• [DATA EXTRACT]
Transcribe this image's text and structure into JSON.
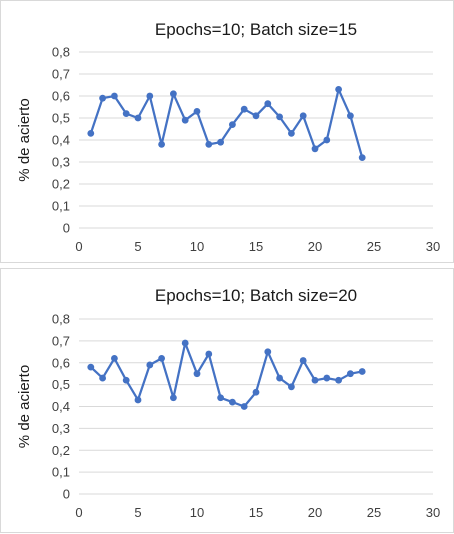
{
  "colors": {
    "series": "#4472c4",
    "grid": "#d9d9d9",
    "text": "#404040"
  },
  "chart_data": [
    {
      "type": "line",
      "title": "Epochs=10; Batch size=15",
      "xlabel": "",
      "ylabel": "% de acierto",
      "xlim": [
        0,
        30
      ],
      "ylim": [
        0,
        0.8
      ],
      "xticks": [
        0,
        5,
        10,
        15,
        20,
        25,
        30
      ],
      "xtick_labels": [
        "0",
        "5",
        "10",
        "15",
        "20",
        "25",
        "30"
      ],
      "yticks": [
        0,
        0.1,
        0.2,
        0.3,
        0.4,
        0.5,
        0.6,
        0.7,
        0.8
      ],
      "ytick_labels": [
        "0",
        "0,1",
        "0,2",
        "0,3",
        "0,4",
        "0,5",
        "0,6",
        "0,7",
        "0,8"
      ],
      "grid": "horizontal",
      "legend": "none",
      "series": [
        {
          "x": [
            1,
            2,
            3,
            4,
            5,
            6,
            7,
            8,
            9,
            10,
            11,
            12,
            13,
            14,
            15,
            16,
            17,
            18,
            19,
            20,
            21,
            22,
            23,
            24
          ],
          "y": [
            0.43,
            0.59,
            0.6,
            0.52,
            0.5,
            0.6,
            0.38,
            0.61,
            0.49,
            0.53,
            0.38,
            0.39,
            0.47,
            0.54,
            0.51,
            0.565,
            0.505,
            0.43,
            0.51,
            0.36,
            0.4,
            0.63,
            0.51,
            0.32
          ]
        }
      ]
    },
    {
      "type": "line",
      "title": "Epochs=10; Batch size=20",
      "xlabel": "",
      "ylabel": "% de acierto",
      "xlim": [
        0,
        30
      ],
      "ylim": [
        0,
        0.8
      ],
      "xticks": [
        0,
        5,
        10,
        15,
        20,
        25,
        30
      ],
      "xtick_labels": [
        "0",
        "5",
        "10",
        "15",
        "20",
        "25",
        "30"
      ],
      "yticks": [
        0,
        0.1,
        0.2,
        0.3,
        0.4,
        0.5,
        0.6,
        0.7,
        0.8
      ],
      "ytick_labels": [
        "0",
        "0,1",
        "0,2",
        "0,3",
        "0,4",
        "0,5",
        "0,6",
        "0,7",
        "0,8"
      ],
      "grid": "horizontal",
      "legend": "none",
      "series": [
        {
          "x": [
            1,
            2,
            3,
            4,
            5,
            6,
            7,
            8,
            9,
            10,
            11,
            12,
            13,
            14,
            15,
            16,
            17,
            18,
            19,
            20,
            21,
            22,
            23,
            24
          ],
          "y": [
            0.58,
            0.53,
            0.62,
            0.52,
            0.43,
            0.59,
            0.62,
            0.44,
            0.69,
            0.55,
            0.64,
            0.44,
            0.42,
            0.4,
            0.465,
            0.65,
            0.53,
            0.49,
            0.61,
            0.52,
            0.53,
            0.52,
            0.55,
            0.56
          ]
        }
      ]
    }
  ]
}
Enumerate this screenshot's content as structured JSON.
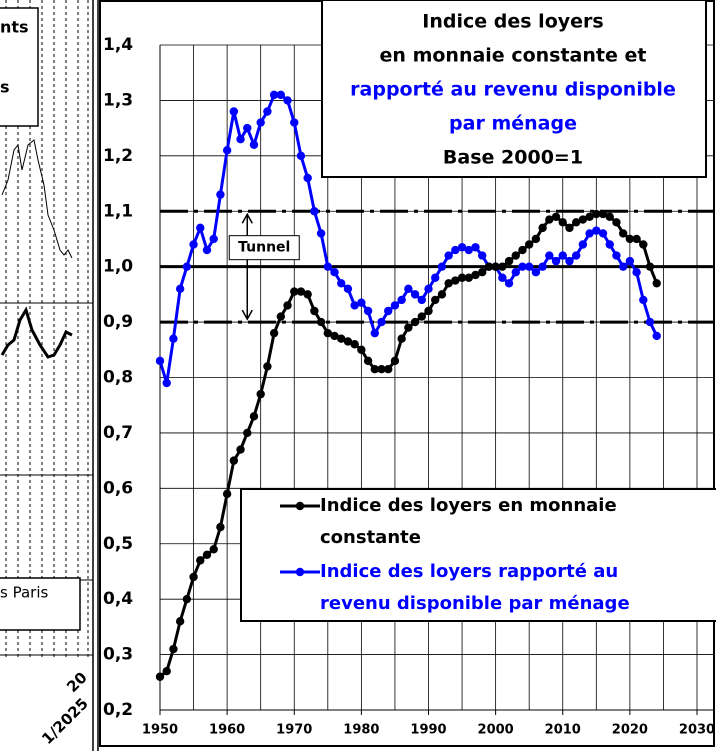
{
  "chart_data": {
    "type": "line",
    "title": [
      {
        "text": "Indice des loyers",
        "color": "#000000"
      },
      {
        "text": "en monnaie constante et",
        "color": "#000000"
      },
      {
        "text": "rapporté au revenu disponible",
        "color": "#0000ff"
      },
      {
        "text": "par ménage",
        "color": "#0000ff"
      },
      {
        "text": "Base 2000=1",
        "color": "#000000"
      }
    ],
    "x": [
      1950,
      1951,
      1952,
      1953,
      1954,
      1955,
      1956,
      1957,
      1958,
      1959,
      1960,
      1961,
      1962,
      1963,
      1964,
      1965,
      1966,
      1967,
      1968,
      1969,
      1970,
      1971,
      1972,
      1973,
      1974,
      1975,
      1976,
      1977,
      1978,
      1979,
      1980,
      1981,
      1982,
      1983,
      1984,
      1985,
      1986,
      1987,
      1988,
      1989,
      1990,
      1991,
      1992,
      1993,
      1994,
      1995,
      1996,
      1997,
      1998,
      1999,
      2000,
      2001,
      2002,
      2003,
      2004,
      2005,
      2006,
      2007,
      2008,
      2009,
      2010,
      2011,
      2012,
      2013,
      2014,
      2015,
      2016,
      2017,
      2018,
      2019,
      2020,
      2021,
      2022,
      2023,
      2024
    ],
    "series": [
      {
        "name": "Indice des loyers en monnaie constante",
        "color": "#000000",
        "values": [
          0.26,
          0.27,
          0.31,
          0.36,
          0.4,
          0.44,
          0.47,
          0.48,
          0.49,
          0.53,
          0.59,
          0.65,
          0.67,
          0.7,
          0.73,
          0.77,
          0.82,
          0.88,
          0.91,
          0.93,
          0.955,
          0.955,
          0.95,
          0.92,
          0.9,
          0.88,
          0.875,
          0.87,
          0.865,
          0.86,
          0.85,
          0.83,
          0.815,
          0.815,
          0.815,
          0.83,
          0.87,
          0.89,
          0.9,
          0.91,
          0.92,
          0.94,
          0.95,
          0.97,
          0.975,
          0.98,
          0.98,
          0.985,
          0.99,
          1.0,
          1.0,
          1.0,
          1.01,
          1.02,
          1.03,
          1.04,
          1.05,
          1.07,
          1.085,
          1.09,
          1.08,
          1.07,
          1.08,
          1.085,
          1.09,
          1.095,
          1.095,
          1.09,
          1.08,
          1.06,
          1.05,
          1.05,
          1.04,
          1.0,
          0.97
        ]
      },
      {
        "name": "Indice des loyers rapporté au revenu disponible par ménage",
        "color": "#0000ff",
        "values": [
          0.83,
          0.79,
          0.87,
          0.96,
          1.0,
          1.04,
          1.07,
          1.03,
          1.05,
          1.13,
          1.21,
          1.28,
          1.23,
          1.25,
          1.22,
          1.26,
          1.28,
          1.31,
          1.31,
          1.3,
          1.26,
          1.2,
          1.16,
          1.1,
          1.06,
          1.0,
          0.99,
          0.97,
          0.96,
          0.93,
          0.935,
          0.92,
          0.88,
          0.9,
          0.92,
          0.93,
          0.94,
          0.96,
          0.95,
          0.94,
          0.96,
          0.98,
          1.0,
          1.02,
          1.03,
          1.035,
          1.03,
          1.035,
          1.02,
          1.0,
          1.0,
          0.98,
          0.97,
          0.99,
          1.0,
          1.0,
          0.99,
          1.0,
          1.02,
          1.01,
          1.02,
          1.01,
          1.02,
          1.04,
          1.06,
          1.065,
          1.06,
          1.04,
          1.02,
          1.0,
          1.01,
          0.99,
          0.94,
          0.9,
          0.875
        ]
      }
    ],
    "xlim": [
      1950,
      2030
    ],
    "xticks": [
      1950,
      1960,
      1970,
      1980,
      1990,
      2000,
      2010,
      2020,
      2030
    ],
    "xgrid_step": 5,
    "ylim": [
      0.2,
      1.4
    ],
    "yticks": [
      {
        "value": 0.2,
        "label": "0,2"
      },
      {
        "value": 0.3,
        "label": "0,3"
      },
      {
        "value": 0.4,
        "label": "0,4"
      },
      {
        "value": 0.5,
        "label": "0,5"
      },
      {
        "value": 0.6,
        "label": "0,6"
      },
      {
        "value": 0.7,
        "label": "0,7"
      },
      {
        "value": 0.8,
        "label": "0,8"
      },
      {
        "value": 0.9,
        "label": "0,9"
      },
      {
        "value": 1.0,
        "label": "1,0"
      },
      {
        "value": 1.1,
        "label": "1,1"
      },
      {
        "value": 1.2,
        "label": "1,2"
      },
      {
        "value": 1.3,
        "label": "1,3"
      },
      {
        "value": 1.4,
        "label": "1,4"
      }
    ],
    "grid": true,
    "hlines": [
      {
        "value": 1.1,
        "style": "dashdot"
      },
      {
        "value": 1.0,
        "style": "solid"
      },
      {
        "value": 0.9,
        "style": "dashdot"
      }
    ],
    "annotation": {
      "text": "Tunnel",
      "x": 1963,
      "from": 1.1,
      "to": 0.9
    },
    "legend": "bottom-right"
  },
  "left_fragment": {
    "texts": [
      "nts",
      "s",
      "s Paris"
    ],
    "x_labels": [
      "20",
      "1/2025"
    ]
  }
}
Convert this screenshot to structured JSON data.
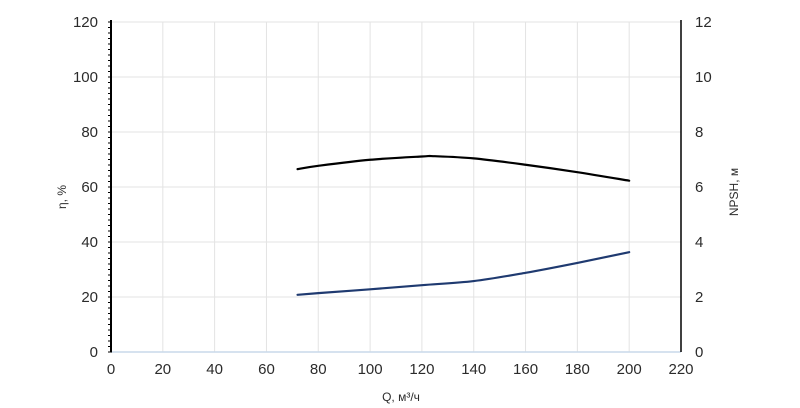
{
  "chart_data": {
    "type": "line",
    "xlabel": "Q, м³/ч",
    "ylabel": "η, %",
    "y2label": "NPSH, м",
    "xlim": [
      0,
      220
    ],
    "ylim": [
      0,
      120
    ],
    "y2lim": [
      0,
      12
    ],
    "x_ticks": [
      "0",
      "20",
      "40",
      "60",
      "80",
      "100",
      "120",
      "140",
      "160",
      "180",
      "200",
      "220"
    ],
    "y_ticks": [
      "0",
      "20",
      "40",
      "60",
      "80",
      "100",
      "120"
    ],
    "y2_ticks": [
      "0",
      "2",
      "4",
      "6",
      "8",
      "10",
      "12"
    ],
    "grid": true,
    "series": [
      {
        "axis": "left",
        "color": "#000000",
        "x": [
          72,
          80,
          100,
          120,
          125,
          140,
          160,
          180,
          200
        ],
        "y": [
          66.5,
          67.7,
          69.9,
          71.1,
          71.2,
          70.4,
          68.1,
          65.4,
          62.3
        ]
      },
      {
        "axis": "right",
        "color": "#1f3a70",
        "x": [
          72,
          80,
          100,
          120,
          140,
          160,
          180,
          200
        ],
        "y": [
          2.08,
          2.14,
          2.28,
          2.43,
          2.58,
          2.88,
          3.24,
          3.63
        ]
      }
    ]
  }
}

• [WHAT THIS TASK INVOLVES]
Out of the material above, gather each line where "Batch" appears.

• [THE SOLUTION]
      "title": "Epochs=10; Batch size=15",
      "title": "Epochs=10; Batch size=20",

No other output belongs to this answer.